-- Begin --
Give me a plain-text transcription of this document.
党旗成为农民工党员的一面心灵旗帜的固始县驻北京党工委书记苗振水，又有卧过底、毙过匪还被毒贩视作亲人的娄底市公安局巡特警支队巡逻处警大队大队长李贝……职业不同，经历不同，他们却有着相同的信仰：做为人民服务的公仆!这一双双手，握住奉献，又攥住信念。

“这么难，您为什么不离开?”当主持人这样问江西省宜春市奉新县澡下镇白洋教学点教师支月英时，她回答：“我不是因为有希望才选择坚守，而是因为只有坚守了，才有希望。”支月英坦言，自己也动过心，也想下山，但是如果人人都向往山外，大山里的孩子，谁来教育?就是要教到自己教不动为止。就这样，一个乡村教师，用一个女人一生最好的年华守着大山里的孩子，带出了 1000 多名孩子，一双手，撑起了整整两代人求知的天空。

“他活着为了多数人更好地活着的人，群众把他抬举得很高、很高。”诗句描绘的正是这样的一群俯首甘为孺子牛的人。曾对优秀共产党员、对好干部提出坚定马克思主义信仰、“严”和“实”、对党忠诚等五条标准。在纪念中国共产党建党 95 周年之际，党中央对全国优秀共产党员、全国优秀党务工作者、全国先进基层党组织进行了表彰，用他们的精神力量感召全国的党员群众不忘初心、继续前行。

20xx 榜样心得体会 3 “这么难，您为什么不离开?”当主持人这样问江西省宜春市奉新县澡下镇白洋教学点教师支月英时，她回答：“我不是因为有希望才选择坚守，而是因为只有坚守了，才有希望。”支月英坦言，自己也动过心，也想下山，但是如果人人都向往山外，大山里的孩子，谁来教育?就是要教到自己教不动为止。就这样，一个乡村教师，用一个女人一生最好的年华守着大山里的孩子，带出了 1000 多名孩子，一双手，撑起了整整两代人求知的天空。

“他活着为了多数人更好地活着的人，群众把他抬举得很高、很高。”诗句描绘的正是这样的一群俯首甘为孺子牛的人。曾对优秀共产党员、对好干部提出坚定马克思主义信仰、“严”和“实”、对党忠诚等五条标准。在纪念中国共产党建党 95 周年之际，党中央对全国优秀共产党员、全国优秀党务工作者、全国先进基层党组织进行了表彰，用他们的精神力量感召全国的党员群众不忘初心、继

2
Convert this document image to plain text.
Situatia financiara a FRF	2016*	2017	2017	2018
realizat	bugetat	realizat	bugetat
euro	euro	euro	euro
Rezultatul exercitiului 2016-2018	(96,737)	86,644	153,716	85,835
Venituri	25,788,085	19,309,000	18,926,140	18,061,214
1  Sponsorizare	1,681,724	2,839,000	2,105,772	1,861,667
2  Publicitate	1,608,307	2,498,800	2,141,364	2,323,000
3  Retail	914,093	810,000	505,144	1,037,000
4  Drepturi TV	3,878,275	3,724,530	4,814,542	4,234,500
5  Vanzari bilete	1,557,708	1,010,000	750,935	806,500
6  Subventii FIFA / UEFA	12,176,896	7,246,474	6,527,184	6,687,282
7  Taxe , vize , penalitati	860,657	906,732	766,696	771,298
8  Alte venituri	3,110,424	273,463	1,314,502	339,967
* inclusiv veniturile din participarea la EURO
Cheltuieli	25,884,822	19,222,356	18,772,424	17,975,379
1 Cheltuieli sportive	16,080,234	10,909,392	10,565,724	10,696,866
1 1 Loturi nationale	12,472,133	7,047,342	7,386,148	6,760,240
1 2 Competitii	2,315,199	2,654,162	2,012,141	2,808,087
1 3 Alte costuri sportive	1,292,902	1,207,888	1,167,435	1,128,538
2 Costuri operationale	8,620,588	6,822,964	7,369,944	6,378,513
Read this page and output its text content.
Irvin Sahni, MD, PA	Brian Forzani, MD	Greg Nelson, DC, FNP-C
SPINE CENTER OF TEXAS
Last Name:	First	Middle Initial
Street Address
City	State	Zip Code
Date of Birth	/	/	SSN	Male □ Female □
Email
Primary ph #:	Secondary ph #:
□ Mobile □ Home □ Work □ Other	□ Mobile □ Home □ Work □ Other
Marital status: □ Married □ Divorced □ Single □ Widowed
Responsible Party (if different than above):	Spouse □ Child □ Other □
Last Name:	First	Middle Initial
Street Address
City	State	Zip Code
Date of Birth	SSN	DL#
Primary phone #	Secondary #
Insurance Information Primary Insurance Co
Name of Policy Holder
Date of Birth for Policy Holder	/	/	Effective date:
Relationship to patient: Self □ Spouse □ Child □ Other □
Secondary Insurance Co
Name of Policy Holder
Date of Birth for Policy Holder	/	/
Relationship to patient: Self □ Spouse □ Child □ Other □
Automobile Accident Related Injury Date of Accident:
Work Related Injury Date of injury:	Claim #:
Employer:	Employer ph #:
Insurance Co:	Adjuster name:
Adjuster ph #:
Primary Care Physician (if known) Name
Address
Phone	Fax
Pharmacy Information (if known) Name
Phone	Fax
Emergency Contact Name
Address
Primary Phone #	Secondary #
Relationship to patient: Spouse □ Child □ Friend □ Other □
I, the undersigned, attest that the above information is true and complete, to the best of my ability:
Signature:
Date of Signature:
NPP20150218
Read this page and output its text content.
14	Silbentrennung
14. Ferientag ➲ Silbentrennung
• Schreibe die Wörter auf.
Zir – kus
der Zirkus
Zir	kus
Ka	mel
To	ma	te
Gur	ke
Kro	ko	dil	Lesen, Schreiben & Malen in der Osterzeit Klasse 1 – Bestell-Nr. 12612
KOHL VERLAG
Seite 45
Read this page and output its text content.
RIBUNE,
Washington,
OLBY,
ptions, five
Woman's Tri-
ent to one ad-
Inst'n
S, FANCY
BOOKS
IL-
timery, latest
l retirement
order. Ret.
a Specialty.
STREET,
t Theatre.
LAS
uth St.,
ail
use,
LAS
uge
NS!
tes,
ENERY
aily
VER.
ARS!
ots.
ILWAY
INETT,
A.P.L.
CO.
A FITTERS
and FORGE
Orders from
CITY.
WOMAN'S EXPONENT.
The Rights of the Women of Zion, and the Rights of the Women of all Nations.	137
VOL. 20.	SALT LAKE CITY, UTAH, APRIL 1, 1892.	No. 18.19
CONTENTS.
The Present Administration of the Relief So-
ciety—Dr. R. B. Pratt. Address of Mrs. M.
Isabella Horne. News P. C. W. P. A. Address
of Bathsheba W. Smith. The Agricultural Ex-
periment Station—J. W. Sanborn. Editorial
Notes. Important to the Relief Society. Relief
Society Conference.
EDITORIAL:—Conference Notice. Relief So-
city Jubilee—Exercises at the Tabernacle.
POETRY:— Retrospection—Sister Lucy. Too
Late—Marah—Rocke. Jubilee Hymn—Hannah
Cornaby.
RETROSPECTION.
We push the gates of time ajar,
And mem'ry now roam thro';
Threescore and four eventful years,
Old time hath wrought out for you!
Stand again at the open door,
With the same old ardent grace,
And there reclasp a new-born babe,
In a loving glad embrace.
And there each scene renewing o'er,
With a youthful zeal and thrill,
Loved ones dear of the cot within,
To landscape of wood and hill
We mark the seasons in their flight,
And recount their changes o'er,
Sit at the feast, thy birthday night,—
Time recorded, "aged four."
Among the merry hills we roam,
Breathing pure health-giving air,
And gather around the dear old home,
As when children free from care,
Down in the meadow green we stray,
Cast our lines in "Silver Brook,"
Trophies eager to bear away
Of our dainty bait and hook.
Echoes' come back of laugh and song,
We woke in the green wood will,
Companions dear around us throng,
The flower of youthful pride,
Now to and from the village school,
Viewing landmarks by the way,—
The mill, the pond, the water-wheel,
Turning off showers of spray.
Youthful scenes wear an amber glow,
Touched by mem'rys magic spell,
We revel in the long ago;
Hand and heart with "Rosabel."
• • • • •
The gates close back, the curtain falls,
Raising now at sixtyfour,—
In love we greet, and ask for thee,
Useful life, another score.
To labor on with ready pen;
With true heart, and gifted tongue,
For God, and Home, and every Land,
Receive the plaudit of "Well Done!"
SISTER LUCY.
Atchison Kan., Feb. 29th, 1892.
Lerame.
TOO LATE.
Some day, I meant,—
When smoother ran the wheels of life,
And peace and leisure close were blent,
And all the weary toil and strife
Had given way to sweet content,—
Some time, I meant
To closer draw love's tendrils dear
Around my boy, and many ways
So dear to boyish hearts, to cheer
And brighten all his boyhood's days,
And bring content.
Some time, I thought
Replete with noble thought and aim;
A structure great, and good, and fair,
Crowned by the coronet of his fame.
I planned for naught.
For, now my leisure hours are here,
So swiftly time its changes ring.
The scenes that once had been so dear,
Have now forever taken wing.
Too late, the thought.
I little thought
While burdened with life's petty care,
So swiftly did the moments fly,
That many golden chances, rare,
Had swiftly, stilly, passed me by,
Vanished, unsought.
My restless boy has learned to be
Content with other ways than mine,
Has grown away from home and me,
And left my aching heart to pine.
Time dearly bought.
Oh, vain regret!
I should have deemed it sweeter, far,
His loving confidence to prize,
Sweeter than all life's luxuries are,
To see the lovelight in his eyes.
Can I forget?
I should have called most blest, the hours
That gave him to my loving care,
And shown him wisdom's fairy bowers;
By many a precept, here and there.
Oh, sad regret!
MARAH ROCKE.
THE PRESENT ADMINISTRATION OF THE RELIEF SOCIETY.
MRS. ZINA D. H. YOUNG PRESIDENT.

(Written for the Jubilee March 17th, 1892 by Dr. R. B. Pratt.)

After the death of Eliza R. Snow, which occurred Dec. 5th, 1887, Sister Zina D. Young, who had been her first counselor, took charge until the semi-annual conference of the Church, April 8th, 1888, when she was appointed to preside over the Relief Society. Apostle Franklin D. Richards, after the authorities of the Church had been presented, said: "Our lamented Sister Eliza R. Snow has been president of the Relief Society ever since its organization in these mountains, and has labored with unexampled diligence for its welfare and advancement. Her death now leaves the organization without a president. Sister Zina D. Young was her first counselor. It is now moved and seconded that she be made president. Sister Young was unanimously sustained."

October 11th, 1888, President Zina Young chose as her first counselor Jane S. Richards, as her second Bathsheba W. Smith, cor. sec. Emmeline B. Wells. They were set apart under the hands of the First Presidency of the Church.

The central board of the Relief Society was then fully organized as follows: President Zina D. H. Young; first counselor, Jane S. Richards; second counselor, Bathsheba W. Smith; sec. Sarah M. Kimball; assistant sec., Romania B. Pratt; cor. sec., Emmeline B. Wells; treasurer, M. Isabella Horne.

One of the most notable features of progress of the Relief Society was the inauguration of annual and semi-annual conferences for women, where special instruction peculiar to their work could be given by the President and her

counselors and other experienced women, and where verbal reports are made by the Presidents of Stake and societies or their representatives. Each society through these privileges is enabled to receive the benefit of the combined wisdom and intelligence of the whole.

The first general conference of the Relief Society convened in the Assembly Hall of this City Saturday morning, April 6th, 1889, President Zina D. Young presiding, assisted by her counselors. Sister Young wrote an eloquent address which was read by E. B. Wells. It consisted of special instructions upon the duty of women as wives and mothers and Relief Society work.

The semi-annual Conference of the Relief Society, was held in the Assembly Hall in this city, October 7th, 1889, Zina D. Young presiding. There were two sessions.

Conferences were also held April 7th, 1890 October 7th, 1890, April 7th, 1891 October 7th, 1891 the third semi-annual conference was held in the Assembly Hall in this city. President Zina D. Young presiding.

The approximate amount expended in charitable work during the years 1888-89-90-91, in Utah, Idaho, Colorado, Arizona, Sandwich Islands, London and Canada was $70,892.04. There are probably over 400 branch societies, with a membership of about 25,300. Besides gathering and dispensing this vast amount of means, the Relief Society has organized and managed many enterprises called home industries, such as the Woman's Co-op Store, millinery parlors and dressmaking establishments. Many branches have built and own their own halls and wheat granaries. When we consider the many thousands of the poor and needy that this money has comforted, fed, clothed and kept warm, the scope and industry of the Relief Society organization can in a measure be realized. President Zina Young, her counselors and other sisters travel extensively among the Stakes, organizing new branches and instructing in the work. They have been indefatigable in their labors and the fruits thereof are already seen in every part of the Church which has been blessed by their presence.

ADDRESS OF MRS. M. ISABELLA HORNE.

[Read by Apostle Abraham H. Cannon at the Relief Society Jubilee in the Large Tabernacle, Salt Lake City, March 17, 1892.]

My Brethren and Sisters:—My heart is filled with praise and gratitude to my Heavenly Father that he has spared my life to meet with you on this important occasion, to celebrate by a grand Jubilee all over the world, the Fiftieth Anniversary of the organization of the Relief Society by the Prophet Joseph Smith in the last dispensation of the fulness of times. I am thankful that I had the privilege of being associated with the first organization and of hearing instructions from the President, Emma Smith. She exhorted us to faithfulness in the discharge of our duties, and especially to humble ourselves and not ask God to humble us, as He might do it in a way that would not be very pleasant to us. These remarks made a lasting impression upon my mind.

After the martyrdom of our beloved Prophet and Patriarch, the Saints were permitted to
-- End --
[Set problem]:
Copy every line that includes the string "wisdom" from the material above.

[Worked answer]:
And shown him wisdom's fairy bowers;
counselors and other experienced women, and where verbal reports are made by the Presidents of Stake and societies or their representatives. Each society through these privileges is enabled to receive the benefit of the combined wisdom and intelligence of the whole.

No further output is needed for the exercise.